STATED PROBLEM:
Select the lines that contain "연구실은" and copy each of them.

------ DATA EXTRACT ------

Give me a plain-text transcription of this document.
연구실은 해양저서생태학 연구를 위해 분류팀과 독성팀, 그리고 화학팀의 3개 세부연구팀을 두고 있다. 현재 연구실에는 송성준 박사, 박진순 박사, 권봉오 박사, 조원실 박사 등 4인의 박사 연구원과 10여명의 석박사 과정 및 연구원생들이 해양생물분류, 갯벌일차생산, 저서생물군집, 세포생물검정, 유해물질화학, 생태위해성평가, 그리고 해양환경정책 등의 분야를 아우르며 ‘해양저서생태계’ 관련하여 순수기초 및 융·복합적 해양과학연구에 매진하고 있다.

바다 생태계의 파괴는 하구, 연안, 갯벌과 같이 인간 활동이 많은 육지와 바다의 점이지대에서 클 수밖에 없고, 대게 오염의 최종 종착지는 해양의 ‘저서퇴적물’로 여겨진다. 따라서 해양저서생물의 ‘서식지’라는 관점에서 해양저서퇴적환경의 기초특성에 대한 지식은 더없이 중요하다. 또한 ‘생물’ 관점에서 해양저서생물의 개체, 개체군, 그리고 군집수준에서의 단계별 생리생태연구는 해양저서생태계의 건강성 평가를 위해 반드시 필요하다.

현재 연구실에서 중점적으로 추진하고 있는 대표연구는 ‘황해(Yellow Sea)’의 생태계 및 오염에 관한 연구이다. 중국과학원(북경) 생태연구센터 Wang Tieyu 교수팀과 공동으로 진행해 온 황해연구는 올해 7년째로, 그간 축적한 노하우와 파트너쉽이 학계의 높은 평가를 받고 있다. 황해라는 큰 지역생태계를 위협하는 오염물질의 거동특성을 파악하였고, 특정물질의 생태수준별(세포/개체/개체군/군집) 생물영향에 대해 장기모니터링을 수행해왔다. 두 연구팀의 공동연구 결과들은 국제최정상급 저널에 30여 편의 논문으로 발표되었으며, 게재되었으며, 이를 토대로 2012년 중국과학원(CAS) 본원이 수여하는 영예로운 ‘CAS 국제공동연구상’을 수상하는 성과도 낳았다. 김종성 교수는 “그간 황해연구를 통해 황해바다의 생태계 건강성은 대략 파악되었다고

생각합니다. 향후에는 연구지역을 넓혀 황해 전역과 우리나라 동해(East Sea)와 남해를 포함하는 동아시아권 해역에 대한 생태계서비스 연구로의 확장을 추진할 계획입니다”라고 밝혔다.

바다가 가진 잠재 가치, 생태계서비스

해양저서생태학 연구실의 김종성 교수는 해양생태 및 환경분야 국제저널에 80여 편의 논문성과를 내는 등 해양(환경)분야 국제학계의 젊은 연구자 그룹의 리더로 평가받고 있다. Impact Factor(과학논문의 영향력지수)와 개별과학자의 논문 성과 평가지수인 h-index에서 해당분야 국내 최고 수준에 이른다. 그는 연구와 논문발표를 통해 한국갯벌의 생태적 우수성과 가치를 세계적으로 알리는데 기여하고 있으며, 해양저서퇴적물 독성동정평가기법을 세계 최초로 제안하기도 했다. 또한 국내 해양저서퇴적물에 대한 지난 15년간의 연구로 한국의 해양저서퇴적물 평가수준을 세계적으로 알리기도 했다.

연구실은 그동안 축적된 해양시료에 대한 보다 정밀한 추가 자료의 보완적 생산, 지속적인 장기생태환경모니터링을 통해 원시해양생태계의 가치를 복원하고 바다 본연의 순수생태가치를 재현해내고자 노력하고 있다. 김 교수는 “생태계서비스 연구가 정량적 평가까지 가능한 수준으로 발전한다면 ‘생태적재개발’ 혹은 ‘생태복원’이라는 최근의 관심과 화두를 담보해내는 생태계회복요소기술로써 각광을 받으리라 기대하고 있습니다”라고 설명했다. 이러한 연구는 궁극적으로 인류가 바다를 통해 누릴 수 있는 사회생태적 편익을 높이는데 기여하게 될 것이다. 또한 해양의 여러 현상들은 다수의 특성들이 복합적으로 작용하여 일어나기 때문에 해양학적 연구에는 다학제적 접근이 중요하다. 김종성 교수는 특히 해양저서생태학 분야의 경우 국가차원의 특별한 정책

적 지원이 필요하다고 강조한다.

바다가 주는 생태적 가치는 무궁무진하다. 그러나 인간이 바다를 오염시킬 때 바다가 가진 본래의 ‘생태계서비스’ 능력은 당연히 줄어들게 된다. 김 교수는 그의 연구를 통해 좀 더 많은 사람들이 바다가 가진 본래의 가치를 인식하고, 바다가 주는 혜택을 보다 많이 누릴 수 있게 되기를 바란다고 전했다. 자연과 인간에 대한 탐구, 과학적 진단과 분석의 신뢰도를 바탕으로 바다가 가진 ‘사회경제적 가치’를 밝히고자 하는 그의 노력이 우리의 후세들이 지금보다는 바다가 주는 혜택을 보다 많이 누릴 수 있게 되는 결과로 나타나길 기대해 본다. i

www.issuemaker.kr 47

------

RESPONSE FOR THIS EXERCISE:
연구실은 해양저서생태학 연구를 위해 분류팀과 독성팀, 그리고 화학팀의 3개 세부연구팀을 두고 있다. 현재 연구실에는 송성준 박사, 박진순 박사, 권봉오 박사, 조원실 박사 등 4인의 박사 연구원과 10여명의 석박사 과정 및 연구원생들이 해양생물분류, 갯벌일차생산, 저서생물군집, 세포생물검정, 유해물질화학, 생태위해성평가, 그리고 해양환경정책 등의 분야를 아우르며 ‘해양저서생태계’ 관련하여 순수기초 및 융·복합적 해양과학연구에 매진하고 있다.
연구실은 그동안 축적된 해양시료에 대한 보다 정밀한 추가 자료의 보완적 생산, 지속적인 장기생태환경모니터링을 통해 원시해양생태계의 가치를 복원하고 바다 본연의 순수생태가치를 재현해내고자 노력하고 있다. 김 교수는 “생태계서비스 연구가 정량적 평가까지 가능한 수준으로 발전한다면 ‘생태적재개발’ 혹은 ‘생태복원’이라는 최근의 관심과 화두를 담보해내는 생태계회복요소기술로써 각광을 받으리라 기대하고 있습니다”라고 설명했다. 이러한 연구는 궁극적으로 인류가 바다를 통해 누릴 수 있는 사회생태적 편익을 높이는데 기여하게 될 것이다. 또한 해양의 여러 현상들은 다수의 특성들이 복합적으로 작용하여 일어나기 때문에 해양학적 연구에는 다학제적 접근이 중요하다. 김종성 교수는 특히 해양저서생태학 분야의 경우 국가차원의 특별한 정책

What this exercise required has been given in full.